-------- GIVEN DATA

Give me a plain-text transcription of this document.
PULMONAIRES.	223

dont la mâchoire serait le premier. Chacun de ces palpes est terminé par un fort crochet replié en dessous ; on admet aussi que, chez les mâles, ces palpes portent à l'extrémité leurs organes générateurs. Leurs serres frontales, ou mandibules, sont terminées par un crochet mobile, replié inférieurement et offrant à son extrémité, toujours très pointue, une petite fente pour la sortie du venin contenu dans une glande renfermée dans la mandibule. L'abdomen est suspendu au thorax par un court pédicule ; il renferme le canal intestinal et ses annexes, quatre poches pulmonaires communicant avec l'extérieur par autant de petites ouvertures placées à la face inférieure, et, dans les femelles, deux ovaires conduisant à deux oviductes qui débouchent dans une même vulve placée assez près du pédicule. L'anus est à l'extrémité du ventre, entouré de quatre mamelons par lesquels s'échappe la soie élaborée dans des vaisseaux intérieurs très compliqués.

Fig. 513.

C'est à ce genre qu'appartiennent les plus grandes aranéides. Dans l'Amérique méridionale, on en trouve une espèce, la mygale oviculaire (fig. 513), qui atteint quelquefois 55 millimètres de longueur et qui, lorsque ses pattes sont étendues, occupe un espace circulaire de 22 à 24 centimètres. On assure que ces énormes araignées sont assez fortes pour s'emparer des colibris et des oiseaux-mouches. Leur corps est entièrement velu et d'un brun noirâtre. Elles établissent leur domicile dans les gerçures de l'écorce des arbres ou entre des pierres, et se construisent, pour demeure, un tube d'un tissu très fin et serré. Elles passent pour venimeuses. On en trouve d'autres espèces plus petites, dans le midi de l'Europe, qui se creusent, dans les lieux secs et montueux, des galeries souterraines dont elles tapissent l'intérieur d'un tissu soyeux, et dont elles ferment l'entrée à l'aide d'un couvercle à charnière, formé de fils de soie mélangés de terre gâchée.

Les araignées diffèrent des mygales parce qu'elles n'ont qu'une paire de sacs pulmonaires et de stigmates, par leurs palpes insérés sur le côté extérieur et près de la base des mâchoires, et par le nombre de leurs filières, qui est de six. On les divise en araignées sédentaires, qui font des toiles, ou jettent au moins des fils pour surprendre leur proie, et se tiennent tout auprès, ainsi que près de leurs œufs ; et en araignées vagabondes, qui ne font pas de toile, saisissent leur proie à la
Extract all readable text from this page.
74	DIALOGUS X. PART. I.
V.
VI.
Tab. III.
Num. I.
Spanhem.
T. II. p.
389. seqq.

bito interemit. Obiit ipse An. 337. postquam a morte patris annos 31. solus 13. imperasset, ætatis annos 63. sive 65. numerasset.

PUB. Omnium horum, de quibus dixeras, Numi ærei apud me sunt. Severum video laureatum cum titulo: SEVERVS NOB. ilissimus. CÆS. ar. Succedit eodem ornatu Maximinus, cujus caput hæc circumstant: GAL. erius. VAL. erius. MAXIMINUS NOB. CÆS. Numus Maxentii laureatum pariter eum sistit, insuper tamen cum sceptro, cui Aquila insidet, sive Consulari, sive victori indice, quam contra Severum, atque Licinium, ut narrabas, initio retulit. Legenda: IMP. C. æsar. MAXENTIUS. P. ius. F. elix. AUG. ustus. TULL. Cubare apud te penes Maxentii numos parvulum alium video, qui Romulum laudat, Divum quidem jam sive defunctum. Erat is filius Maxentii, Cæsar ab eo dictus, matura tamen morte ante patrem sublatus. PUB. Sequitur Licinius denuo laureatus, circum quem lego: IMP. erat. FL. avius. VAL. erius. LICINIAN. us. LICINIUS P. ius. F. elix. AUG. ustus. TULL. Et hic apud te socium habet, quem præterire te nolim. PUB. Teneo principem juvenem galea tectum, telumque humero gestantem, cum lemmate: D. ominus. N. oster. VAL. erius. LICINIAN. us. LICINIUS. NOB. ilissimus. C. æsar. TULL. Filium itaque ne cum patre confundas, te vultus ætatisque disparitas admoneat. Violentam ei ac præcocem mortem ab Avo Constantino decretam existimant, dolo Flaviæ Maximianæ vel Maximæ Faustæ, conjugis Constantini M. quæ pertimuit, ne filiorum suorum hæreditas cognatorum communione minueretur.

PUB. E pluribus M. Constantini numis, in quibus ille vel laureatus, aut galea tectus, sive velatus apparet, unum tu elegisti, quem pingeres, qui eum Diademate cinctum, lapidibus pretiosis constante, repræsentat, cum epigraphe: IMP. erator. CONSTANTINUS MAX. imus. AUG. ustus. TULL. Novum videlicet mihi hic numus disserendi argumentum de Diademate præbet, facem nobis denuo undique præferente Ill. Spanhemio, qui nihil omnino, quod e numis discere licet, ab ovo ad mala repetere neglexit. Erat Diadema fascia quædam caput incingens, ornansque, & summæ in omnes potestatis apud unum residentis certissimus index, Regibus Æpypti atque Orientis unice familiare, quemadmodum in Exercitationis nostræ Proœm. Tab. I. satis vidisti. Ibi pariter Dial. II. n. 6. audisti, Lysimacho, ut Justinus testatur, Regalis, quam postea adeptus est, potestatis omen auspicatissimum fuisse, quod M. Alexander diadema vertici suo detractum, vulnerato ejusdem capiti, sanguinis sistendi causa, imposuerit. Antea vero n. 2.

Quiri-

----------------

- [THE EXERCISE]
Filter lines by "extérieur" and return each hit.

- [CORRECT ANSWER]
dont la mâchoire serait le premier. Chacun de ces palpes est terminé par un fort crochet replié en dessous ; on admet aussi que, chez les mâles, ces palpes portent à l'extrémité leurs organes générateurs. Leurs serres frontales, ou mandibules, sont terminées par un crochet mobile, replié inférieurement et offrant à son extrémité, toujours très pointue, une petite fente pour la sortie du venin contenu dans une glande renfermée dans la mandibule. L'abdomen est suspendu au thorax par un court pédicule ; il renferme le canal intestinal et ses annexes, quatre poches pulmonaires communicant avec l'extérieur par autant de petites ouvertures placées à la face inférieure, et, dans les femelles, deux ovaires conduisant à deux oviductes qui débouchent dans une même vulve placée assez près du pédicule. L'anus est à l'extrémité du ventre, entouré de quatre mamelons par lesquels s'échappe la soie élaborée dans des vaisseaux intérieurs très compliqués.
Les araignées diffèrent des mygales parce qu'elles n'ont qu'une paire de sacs pulmonaires et de stigmates, par leurs palpes insérés sur le côté extérieur et près de la base des mâchoires, et par le nombre de leurs filières, qui est de six. On les divise en araignées sédentaires, qui font des toiles, ou jettent au moins des fils pour surprendre leur proie, et se tiennent tout auprès, ainsi que près de leurs œufs ; et en araignées vagabondes, qui ne font pas de toile, saisissent leur proie à la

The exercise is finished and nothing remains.